Objective
Starting at the first line of the material and going on through the line containing "rank-cell: 第8名: [160, 754, 422, 857]", rewrite those lines as a Markdown table with two columns, n and Line. Number each row, put each line in its own row, and leave out blank lines.

:: Data in this exercise ::

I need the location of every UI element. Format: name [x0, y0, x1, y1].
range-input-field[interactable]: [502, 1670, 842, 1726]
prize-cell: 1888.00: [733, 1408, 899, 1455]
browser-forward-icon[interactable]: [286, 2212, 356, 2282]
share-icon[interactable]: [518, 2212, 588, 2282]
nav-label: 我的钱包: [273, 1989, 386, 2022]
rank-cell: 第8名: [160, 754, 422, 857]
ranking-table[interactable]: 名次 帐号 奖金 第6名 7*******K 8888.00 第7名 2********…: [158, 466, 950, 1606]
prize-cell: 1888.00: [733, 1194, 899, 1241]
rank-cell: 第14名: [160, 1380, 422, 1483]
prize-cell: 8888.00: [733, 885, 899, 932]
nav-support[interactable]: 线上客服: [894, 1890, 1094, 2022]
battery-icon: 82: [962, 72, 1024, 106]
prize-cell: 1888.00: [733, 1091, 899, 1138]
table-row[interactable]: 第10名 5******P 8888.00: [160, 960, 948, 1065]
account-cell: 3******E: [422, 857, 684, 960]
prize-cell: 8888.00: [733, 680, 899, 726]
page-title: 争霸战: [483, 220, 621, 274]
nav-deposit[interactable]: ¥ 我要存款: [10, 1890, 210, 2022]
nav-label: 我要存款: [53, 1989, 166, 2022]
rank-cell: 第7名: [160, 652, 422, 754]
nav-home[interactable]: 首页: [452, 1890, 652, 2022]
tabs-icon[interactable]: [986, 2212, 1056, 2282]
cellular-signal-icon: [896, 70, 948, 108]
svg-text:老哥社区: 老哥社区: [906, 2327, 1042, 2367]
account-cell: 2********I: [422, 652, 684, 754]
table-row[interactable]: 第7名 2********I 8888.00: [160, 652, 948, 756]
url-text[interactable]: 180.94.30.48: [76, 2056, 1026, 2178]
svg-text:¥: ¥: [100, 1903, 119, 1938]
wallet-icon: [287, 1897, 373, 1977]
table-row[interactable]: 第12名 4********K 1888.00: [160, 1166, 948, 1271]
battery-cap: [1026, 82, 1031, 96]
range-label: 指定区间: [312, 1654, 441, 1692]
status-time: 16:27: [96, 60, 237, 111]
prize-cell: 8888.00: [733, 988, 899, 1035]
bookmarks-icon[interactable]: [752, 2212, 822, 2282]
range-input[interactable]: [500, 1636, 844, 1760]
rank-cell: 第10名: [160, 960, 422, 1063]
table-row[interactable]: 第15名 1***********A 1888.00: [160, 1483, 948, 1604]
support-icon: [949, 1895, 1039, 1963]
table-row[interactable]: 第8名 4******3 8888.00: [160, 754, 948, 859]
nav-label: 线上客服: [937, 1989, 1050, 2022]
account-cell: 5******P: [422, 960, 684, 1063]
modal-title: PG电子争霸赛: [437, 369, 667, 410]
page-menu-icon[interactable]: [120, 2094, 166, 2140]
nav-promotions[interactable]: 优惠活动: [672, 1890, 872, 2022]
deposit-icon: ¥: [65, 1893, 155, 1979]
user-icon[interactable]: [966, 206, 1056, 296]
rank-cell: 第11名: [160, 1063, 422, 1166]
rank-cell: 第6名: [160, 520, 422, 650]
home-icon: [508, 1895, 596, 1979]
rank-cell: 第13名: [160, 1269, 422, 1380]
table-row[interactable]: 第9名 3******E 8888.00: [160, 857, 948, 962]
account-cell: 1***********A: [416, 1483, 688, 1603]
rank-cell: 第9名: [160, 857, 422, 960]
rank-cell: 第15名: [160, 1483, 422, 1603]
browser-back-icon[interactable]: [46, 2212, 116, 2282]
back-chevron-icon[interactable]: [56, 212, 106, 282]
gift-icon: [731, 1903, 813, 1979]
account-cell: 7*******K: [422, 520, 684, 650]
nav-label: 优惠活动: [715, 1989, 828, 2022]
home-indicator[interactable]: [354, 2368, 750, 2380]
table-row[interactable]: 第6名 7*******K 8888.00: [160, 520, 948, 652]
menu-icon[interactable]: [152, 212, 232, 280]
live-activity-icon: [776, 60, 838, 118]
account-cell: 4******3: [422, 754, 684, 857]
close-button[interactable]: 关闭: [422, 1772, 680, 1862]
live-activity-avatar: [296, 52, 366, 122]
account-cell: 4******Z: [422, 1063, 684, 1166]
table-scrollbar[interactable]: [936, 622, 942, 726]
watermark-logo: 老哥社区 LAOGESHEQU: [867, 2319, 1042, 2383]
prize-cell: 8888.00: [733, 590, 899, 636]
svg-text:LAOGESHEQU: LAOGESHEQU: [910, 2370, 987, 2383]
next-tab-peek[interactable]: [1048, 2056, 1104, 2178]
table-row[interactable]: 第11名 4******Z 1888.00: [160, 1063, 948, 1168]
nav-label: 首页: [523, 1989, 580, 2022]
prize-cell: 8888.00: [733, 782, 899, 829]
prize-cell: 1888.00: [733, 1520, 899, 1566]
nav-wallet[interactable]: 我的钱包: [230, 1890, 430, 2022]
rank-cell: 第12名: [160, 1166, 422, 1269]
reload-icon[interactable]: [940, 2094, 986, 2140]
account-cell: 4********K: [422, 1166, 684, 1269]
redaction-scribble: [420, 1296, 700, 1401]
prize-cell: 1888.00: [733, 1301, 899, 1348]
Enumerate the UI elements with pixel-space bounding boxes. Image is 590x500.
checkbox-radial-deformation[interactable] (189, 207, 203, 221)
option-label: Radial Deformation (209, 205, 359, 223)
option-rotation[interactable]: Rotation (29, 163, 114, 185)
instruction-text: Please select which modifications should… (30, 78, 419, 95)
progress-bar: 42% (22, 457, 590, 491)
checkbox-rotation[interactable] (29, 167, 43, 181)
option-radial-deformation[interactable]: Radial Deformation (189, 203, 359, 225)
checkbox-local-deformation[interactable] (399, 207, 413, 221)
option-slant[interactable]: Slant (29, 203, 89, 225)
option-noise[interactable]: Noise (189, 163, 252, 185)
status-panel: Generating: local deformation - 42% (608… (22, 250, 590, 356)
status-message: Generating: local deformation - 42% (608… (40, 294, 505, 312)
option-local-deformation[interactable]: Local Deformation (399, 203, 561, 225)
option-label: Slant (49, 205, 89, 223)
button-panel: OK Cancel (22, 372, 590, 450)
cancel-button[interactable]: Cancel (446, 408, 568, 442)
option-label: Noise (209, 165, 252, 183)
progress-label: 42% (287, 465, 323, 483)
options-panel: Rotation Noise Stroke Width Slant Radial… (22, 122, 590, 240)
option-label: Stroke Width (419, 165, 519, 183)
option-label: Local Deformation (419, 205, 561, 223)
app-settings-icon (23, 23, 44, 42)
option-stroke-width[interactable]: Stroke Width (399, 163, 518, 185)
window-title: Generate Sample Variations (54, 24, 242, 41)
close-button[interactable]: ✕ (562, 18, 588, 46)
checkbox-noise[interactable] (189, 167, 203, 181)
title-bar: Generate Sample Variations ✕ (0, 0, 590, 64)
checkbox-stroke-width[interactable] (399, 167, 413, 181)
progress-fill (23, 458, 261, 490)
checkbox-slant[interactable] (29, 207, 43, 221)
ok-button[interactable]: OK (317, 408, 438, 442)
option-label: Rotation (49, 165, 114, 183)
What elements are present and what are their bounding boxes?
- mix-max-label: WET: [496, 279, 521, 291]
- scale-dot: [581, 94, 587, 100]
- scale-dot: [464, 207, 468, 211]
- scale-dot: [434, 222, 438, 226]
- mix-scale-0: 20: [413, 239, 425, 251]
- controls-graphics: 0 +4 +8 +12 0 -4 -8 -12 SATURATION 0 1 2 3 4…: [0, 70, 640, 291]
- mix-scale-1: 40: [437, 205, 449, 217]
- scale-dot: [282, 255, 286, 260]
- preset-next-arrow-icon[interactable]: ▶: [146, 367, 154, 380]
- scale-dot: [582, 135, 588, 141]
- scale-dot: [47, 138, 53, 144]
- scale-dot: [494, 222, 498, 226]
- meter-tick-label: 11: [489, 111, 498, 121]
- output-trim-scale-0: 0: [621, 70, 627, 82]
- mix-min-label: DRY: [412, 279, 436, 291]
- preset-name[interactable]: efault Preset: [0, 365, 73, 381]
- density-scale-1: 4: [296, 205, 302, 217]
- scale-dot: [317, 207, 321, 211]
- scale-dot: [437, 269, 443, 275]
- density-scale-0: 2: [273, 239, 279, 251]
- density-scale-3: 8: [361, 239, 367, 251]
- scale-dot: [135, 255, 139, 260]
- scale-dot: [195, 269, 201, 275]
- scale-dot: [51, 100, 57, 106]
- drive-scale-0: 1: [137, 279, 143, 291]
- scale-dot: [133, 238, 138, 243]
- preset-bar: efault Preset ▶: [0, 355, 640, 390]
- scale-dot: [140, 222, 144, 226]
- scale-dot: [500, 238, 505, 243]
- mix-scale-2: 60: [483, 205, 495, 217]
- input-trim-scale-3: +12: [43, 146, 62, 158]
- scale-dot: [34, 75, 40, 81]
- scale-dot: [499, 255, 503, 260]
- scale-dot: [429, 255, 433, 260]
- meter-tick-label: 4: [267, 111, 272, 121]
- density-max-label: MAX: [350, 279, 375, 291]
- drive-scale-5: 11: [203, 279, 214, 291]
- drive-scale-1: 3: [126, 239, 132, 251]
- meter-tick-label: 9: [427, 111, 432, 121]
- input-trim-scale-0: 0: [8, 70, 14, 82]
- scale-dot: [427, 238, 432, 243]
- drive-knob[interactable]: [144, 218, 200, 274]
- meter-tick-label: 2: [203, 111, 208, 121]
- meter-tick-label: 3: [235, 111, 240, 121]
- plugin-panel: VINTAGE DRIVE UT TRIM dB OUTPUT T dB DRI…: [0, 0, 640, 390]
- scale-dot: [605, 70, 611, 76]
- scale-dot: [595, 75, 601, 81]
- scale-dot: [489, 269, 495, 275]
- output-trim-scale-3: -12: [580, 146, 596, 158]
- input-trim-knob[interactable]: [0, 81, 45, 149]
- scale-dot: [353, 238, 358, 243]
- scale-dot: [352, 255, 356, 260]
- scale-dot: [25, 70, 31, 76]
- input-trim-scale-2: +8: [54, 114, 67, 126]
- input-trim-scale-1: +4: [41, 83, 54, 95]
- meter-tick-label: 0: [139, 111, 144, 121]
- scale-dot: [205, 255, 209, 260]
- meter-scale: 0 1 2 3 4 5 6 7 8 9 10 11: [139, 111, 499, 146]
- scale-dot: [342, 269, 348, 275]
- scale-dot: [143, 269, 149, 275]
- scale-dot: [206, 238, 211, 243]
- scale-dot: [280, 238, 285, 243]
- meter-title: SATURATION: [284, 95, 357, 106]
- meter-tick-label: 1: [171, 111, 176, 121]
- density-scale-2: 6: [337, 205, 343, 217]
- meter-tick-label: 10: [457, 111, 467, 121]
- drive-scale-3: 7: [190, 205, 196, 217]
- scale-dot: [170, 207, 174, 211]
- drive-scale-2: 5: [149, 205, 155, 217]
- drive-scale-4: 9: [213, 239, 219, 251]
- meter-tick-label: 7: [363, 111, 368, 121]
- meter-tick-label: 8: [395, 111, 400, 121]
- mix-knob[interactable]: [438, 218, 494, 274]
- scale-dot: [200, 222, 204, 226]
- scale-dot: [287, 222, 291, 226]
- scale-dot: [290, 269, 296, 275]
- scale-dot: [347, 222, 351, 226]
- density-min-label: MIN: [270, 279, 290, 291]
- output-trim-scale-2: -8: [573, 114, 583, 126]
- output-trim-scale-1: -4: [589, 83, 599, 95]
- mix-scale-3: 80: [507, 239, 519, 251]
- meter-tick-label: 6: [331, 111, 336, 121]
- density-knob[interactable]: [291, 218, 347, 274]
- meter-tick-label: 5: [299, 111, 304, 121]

:::

Correct output
| n | Line |
|---|---|
| 1 | I need the location of every UI element. Format: name [x0, y0, x1, y1]. |
| 2 | range-input-field[interactable]: [502, 1670, 842, 1726] |
| 3 | prize-cell: 1888.00: [733, 1408, 899, 1455] |
| 4 | browser-forward-icon[interactable]: [286, 2212, 356, 2282] |
| 5 | share-icon[interactable]: [518, 2212, 588, 2282] |
| 6 | nav-label: 我的钱包: [273, 1989, 386, 2022] |
| 7 | rank-cell: 第8名: [160, 754, 422, 857] |